• _Task statement_
Within the material below, find each line bearing the word "this" and present it.

— START Stored rows —

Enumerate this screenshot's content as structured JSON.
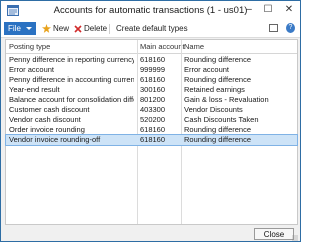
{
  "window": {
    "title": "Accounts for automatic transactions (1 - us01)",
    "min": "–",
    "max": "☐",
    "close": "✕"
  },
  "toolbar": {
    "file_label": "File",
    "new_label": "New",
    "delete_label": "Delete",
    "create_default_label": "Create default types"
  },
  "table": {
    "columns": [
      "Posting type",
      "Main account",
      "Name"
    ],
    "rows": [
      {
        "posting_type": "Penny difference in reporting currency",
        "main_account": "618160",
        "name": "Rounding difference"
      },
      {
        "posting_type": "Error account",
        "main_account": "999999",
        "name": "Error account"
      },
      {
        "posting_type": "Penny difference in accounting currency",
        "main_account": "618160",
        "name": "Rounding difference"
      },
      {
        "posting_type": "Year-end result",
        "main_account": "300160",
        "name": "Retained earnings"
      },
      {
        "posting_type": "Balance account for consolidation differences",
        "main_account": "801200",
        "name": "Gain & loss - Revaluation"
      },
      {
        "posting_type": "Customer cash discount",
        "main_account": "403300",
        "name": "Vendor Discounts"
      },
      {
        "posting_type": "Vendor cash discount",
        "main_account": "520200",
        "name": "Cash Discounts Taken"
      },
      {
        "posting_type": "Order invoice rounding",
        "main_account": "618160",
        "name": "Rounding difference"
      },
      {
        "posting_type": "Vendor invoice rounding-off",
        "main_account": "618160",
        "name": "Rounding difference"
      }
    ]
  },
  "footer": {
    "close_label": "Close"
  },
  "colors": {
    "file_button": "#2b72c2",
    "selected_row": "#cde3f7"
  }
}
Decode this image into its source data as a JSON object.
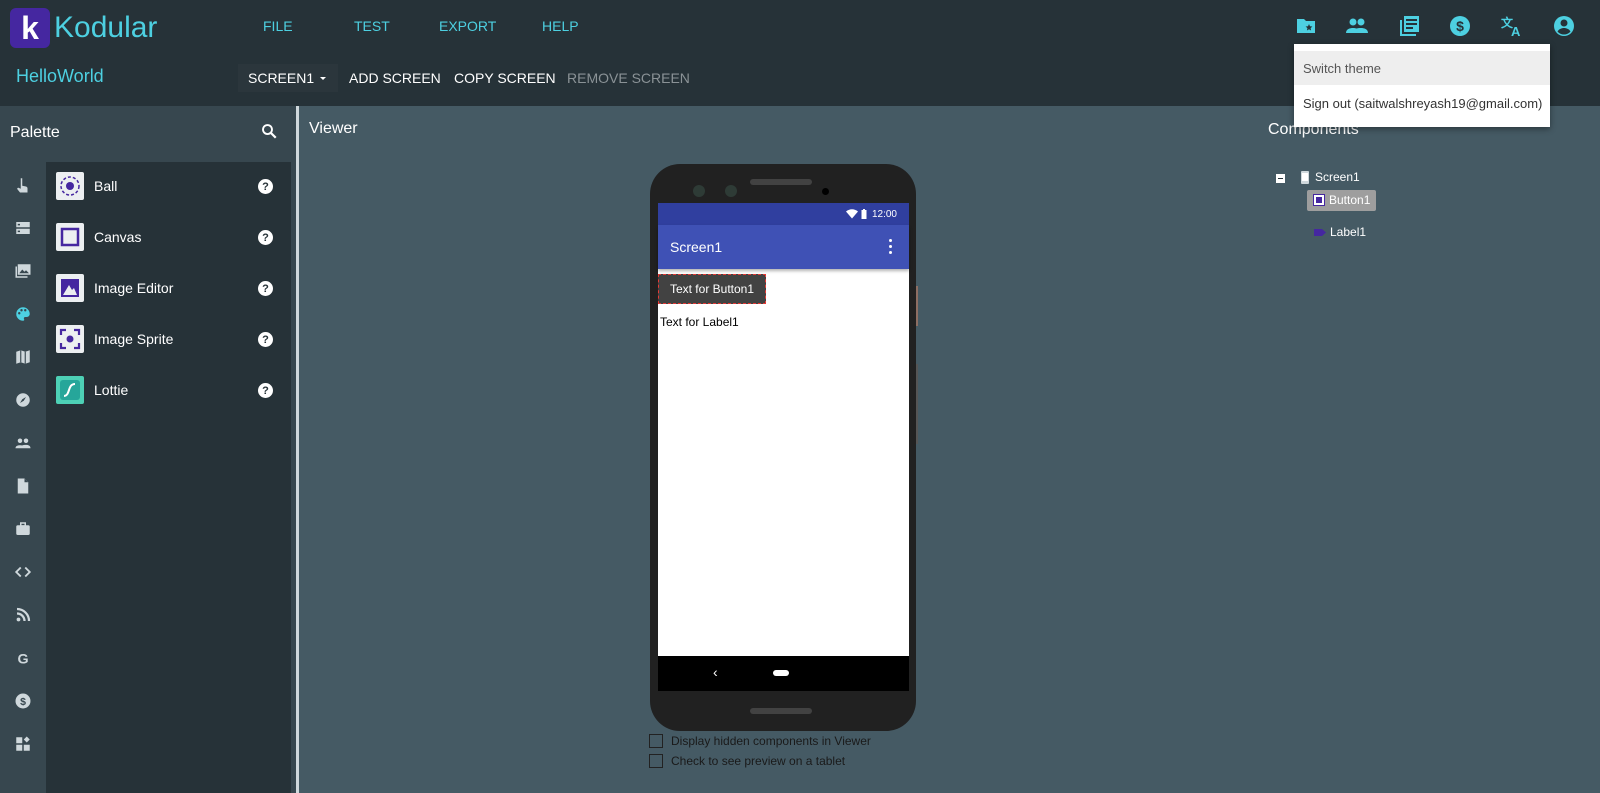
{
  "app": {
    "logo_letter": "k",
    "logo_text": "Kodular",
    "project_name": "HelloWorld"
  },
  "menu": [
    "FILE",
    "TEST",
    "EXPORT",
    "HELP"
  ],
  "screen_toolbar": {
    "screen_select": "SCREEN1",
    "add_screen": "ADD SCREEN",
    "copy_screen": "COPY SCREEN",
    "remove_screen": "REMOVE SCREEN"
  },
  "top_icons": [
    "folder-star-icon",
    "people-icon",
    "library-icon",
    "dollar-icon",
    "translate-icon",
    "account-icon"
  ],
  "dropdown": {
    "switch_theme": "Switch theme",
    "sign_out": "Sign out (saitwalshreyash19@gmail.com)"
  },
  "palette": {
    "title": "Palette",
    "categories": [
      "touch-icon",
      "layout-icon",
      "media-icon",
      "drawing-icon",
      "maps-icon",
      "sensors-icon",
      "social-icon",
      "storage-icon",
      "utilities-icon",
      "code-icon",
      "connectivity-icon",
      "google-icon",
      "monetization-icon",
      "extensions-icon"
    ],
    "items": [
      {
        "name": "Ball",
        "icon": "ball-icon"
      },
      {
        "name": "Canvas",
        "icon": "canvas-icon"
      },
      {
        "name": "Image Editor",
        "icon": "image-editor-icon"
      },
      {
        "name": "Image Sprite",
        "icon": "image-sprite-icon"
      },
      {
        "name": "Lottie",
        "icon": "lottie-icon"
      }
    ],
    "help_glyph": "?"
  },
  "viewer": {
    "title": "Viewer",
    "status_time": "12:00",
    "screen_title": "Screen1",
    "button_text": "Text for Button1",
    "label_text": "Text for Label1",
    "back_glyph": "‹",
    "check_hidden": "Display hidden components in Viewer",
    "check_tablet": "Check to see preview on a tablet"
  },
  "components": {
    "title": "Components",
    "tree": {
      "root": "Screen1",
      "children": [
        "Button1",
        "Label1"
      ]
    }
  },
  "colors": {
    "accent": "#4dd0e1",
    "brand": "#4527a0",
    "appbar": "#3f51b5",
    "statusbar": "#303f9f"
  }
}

— END Stored rows —
— START Stored rows —

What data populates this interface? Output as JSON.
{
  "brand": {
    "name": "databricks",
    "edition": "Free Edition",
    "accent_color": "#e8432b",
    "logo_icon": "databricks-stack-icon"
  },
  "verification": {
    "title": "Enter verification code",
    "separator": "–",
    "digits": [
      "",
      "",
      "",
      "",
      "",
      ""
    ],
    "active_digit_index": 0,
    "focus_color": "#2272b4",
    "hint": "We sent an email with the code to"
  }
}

— END Stored rows —

• _In response_
Enumerate this screenshot's content as structured JSON.
Decode this image into its source data as a JSON object.
What data populates this interface? Output as JSON.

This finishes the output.